Written exercise: Select every line holding the word "about" and copy it.

(Stored entries)
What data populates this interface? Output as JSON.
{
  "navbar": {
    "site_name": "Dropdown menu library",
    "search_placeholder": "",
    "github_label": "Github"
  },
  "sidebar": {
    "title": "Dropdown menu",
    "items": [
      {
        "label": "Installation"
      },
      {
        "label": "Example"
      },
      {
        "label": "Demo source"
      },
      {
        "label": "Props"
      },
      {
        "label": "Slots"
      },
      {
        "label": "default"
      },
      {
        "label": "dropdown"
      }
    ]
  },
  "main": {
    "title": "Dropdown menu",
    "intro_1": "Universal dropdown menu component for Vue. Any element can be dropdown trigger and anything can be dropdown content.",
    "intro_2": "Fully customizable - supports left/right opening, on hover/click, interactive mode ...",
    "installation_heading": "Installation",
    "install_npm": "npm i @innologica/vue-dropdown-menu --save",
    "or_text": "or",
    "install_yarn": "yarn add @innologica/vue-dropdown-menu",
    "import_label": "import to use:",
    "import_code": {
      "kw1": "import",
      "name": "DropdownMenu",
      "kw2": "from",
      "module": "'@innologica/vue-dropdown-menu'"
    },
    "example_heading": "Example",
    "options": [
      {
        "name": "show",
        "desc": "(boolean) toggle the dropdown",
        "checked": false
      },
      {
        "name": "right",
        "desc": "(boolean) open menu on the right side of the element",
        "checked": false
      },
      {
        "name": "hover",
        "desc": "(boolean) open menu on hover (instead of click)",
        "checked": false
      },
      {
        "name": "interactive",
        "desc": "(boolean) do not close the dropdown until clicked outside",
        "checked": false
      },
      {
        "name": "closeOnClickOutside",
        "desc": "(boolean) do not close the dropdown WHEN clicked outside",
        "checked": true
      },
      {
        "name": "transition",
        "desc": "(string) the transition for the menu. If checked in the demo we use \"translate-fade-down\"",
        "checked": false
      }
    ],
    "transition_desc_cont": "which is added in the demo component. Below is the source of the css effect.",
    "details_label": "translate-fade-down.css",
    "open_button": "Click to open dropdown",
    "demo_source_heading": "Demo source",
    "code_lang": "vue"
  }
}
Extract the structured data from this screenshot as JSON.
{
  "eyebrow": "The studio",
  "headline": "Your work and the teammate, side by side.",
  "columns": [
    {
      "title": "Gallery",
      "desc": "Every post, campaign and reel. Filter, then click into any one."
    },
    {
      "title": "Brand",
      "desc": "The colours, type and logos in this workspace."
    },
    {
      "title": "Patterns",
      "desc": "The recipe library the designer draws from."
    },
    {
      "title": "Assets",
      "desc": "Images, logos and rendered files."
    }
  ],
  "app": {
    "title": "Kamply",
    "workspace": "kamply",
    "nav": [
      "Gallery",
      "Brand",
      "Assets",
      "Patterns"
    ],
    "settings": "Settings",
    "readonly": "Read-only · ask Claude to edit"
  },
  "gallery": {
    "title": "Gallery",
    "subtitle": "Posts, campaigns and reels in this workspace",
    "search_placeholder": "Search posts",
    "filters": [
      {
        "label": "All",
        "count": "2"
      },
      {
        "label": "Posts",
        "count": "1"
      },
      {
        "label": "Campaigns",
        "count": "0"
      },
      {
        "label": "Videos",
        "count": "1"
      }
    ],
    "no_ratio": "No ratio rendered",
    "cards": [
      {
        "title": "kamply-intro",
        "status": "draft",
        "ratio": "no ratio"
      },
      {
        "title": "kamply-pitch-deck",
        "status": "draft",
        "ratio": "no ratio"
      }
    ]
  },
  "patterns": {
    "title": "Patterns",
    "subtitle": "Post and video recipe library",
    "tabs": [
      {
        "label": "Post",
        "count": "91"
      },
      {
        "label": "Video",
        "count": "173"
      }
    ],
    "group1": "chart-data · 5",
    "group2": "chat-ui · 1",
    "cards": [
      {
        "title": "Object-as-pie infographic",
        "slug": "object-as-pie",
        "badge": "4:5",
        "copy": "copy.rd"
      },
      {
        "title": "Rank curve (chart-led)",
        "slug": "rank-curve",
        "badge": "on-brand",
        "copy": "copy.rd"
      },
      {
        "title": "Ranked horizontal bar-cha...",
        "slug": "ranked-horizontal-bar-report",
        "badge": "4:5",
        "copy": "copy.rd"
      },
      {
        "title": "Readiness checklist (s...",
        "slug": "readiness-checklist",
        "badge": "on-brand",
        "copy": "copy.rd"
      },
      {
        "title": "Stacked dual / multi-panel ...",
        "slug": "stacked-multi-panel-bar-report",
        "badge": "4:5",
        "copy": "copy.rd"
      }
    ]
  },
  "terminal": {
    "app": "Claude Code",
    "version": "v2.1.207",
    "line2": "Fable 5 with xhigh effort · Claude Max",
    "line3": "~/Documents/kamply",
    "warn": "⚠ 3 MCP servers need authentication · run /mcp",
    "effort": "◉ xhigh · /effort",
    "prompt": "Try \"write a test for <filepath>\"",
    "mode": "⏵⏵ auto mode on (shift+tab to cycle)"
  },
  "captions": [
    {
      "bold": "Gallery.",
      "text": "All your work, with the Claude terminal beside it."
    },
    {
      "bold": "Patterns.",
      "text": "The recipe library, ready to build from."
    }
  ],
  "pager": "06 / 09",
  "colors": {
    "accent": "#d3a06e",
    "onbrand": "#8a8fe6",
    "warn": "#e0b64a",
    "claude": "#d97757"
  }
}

--

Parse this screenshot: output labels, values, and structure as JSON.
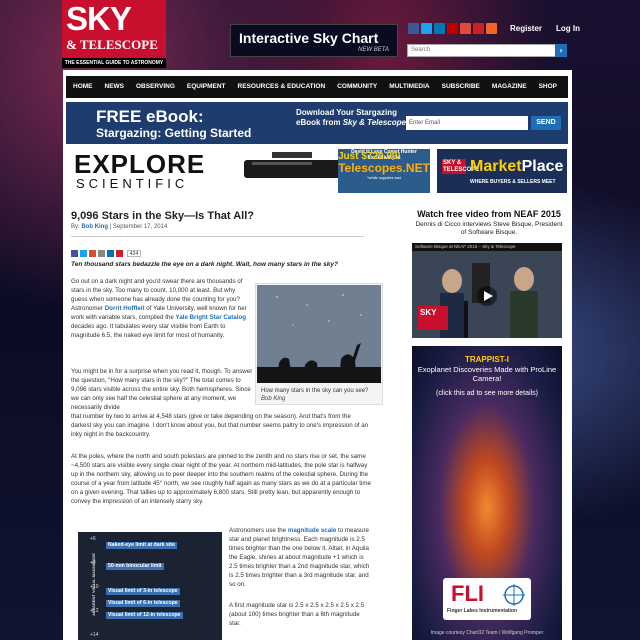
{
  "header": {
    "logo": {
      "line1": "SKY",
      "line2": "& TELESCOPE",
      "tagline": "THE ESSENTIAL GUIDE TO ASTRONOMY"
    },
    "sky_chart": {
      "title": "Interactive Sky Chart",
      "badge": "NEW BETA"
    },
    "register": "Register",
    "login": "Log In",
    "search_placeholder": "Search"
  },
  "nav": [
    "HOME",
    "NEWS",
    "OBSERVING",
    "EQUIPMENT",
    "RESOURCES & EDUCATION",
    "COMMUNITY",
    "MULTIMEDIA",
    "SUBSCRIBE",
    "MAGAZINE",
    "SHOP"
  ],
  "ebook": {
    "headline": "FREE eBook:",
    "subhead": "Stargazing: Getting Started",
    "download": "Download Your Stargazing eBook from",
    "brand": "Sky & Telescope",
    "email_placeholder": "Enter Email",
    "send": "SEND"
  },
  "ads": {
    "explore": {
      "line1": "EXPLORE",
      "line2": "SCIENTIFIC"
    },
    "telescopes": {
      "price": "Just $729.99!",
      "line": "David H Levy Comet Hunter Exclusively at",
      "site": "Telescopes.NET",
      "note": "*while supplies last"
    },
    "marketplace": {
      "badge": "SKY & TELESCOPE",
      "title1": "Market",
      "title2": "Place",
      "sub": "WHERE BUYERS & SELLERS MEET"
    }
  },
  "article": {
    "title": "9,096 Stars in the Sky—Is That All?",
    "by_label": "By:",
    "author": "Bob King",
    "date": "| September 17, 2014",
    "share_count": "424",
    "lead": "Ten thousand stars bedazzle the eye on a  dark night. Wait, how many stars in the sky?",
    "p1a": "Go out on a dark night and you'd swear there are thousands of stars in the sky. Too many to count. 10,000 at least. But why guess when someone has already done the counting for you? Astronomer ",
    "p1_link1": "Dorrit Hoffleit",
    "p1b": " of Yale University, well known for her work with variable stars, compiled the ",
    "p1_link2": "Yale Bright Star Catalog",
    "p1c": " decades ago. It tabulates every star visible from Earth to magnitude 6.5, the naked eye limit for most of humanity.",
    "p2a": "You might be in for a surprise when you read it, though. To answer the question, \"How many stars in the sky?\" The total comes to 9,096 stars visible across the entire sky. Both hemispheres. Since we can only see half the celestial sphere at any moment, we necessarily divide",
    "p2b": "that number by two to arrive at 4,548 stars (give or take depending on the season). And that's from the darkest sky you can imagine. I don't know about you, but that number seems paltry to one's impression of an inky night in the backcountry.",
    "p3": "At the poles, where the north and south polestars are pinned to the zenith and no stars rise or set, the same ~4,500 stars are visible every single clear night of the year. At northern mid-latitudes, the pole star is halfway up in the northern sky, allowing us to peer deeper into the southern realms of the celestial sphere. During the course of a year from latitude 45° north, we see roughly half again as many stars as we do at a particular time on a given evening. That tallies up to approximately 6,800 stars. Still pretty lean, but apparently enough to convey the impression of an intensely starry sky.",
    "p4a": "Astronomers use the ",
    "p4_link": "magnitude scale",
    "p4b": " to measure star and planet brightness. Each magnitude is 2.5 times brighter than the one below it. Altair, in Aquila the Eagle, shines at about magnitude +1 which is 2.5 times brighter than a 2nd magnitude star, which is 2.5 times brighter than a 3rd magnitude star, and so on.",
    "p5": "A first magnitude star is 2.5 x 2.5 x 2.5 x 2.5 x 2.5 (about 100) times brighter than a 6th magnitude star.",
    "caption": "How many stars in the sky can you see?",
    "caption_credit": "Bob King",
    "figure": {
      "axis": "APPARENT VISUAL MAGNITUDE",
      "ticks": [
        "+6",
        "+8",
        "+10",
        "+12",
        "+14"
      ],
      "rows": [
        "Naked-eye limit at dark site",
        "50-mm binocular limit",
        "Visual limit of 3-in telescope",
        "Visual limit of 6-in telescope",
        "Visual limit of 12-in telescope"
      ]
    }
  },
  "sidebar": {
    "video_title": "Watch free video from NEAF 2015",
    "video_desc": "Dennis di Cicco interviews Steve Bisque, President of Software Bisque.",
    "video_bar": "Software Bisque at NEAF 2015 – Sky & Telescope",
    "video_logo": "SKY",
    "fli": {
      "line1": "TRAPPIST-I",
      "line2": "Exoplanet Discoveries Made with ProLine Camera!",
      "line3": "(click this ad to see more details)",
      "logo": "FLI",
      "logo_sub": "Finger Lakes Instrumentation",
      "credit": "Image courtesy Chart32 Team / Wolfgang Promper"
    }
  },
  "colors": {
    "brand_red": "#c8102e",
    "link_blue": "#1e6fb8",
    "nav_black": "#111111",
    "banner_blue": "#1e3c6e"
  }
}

Reply:
    "p2b": "that number by two to arrive at 4,548 stars (give or take depending on the season). And that's from the darkest sky you can imagine. I don't know about you, but that number seems paltry to one's impression of an inky night in the backcountry.",
    "p4b": " to measure star and planet brightness. Each magnitude is 2.5 times brighter than the one below it. Altair, in Aquila the Eagle, shines at about magnitude +1 which is 2.5 times brighter than a 2nd magnitude star, which is 2.5 times brighter than a 3rd magnitude star, and so on.",
    "p5": "A first magnitude star is 2.5 x 2.5 x 2.5 x 2.5 x 2.5 (about 100) times brighter than a 6th magnitude star.",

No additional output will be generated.